これは「国産CONTAXの誕生」として、当時ではかなり
センセーショナルな出来事であった。

おりしも日本では高度成長期がピークを迎えた頃であり、
(注:実際には、1975年時点ではオイルショックを
初めとする様々な要因で、既に高度成長期も終わり、
物価上昇もあって厳しい時代だ)・・という時期であり、
あまり事の本質を理解していない一般層や金満家等は、
「これでやっと、日本のカメラもドイツの高級ブランド
 に肩を並べるようになった」と誇りに思った訳だ。
(注:この考え方は、あまりドイツカメラ産業の歴史や、
その時代での状況を理解しているとは思えないが、まあ
世間一般層の考えとは、そういうものだ・・・)

RTS系一眼レフの交換レンズ群も「Carl Zeiss」銘では
あるのだが、当時ヤシカの傘下であった「富岡光学」が
その生産を担当した。

__________

**依頼文 1:**
国産CONTAXに関する本文によると、RTS系一眼レフの交換レンズ群の生産を担当したのはどこですか。
**依頼文 2:**
国産CONTAXについての本文を、最後の文の後から書き継いでください。

(保存データ項目)
__________

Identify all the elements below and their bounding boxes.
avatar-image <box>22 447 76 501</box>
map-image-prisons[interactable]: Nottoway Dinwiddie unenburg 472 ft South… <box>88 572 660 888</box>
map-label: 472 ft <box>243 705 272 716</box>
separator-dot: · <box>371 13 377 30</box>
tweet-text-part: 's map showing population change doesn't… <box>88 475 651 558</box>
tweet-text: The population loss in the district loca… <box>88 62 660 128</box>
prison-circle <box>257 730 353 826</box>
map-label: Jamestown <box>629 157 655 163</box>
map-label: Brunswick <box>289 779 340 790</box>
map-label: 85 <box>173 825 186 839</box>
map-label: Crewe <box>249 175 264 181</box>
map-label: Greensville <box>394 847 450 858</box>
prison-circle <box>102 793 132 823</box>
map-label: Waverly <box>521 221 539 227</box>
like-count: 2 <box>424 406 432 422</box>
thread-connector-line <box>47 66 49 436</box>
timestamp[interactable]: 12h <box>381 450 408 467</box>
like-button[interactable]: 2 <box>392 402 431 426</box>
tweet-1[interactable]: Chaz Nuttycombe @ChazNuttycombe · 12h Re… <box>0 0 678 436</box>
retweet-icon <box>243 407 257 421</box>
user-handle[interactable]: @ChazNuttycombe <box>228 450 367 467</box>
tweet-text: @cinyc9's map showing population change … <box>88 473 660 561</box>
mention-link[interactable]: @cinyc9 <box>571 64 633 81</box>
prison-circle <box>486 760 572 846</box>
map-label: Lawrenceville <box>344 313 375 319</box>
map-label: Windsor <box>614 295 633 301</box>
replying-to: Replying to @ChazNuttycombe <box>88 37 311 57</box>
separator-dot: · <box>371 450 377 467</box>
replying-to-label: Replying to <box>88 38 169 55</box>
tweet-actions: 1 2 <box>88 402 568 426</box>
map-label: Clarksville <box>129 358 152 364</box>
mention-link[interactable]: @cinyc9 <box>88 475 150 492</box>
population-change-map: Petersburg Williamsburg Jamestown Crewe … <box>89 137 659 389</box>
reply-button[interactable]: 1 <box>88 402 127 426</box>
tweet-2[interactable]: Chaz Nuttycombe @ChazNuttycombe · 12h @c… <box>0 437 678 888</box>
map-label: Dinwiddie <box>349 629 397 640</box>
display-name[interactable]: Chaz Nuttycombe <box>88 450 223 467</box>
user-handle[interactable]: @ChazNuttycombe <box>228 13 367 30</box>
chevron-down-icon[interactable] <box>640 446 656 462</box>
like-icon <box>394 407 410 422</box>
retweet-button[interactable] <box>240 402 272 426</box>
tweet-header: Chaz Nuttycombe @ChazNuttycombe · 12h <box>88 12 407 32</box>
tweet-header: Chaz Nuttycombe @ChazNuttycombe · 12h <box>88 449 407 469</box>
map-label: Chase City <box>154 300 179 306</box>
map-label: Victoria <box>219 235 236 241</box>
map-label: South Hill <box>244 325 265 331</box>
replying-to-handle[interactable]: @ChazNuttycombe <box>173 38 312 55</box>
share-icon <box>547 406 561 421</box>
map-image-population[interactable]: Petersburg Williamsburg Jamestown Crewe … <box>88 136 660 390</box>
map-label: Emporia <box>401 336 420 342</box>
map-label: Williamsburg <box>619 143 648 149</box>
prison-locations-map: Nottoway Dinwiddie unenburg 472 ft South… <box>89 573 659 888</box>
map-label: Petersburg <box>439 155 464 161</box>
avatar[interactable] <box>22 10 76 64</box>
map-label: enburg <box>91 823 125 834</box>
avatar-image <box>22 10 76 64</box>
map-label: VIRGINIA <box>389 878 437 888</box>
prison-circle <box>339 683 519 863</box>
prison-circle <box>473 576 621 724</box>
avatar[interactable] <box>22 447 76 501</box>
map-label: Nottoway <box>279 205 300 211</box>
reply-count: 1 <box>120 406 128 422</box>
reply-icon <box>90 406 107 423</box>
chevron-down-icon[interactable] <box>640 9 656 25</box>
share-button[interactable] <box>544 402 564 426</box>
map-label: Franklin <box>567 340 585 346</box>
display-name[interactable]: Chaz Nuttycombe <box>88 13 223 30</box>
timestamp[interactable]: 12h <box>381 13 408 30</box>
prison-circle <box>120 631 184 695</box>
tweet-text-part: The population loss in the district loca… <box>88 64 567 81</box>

__________

**出力 1:**
当時ヤシカの傘下であった富岡光学です。

**出力 2:**
が、同年、ヤシカは何故か経営破綻してしまい(汗)
「京セラ」の資本投資で、なんとかカメラ事業を継続、
数年後には、ヤシカは京セラの完全子会社となる。

スタートダッシュの時点での、このヤシカのつまずき、
そして、「CONTAX」は世界的ビッグブランドでもあり
市場からの期待は大きい。それらの事情からCONTAX機の
開発は、いきなりスローペースとなり、その期間、RTSと
同じマウント(Y/C=ヤシカ・コンタックス、またはRTS
マウント、と呼ばれるバヨネット式マウント)を
採用したヤシカ「FR」シリーズMF一眼レフの販売を、
1977年より順次開始する。

この「FR」シリーズ、あるいは以降の「FX」シリーズ
(~1990年頃)用の交換レンズが、YASHICA (LENS)ML
と呼ばれるシリーズ製品である。

世間一般では、ビッグブランドの「CONTAX」(または
Carl Zeiss)に対する「廉価版のラインナップ」の
ように、このヤシカの製品群を捉えたのだが、海外市場
あるいはマニア層においては、「あのツァイスが技術力
を認めたヤシカ!」と、むしろ好意的に捉えられていて、
後年1990年代の第一次中古カメラブームの際等では、
「ヤシカのMLレンズはツァイスと同等、しかも安価!」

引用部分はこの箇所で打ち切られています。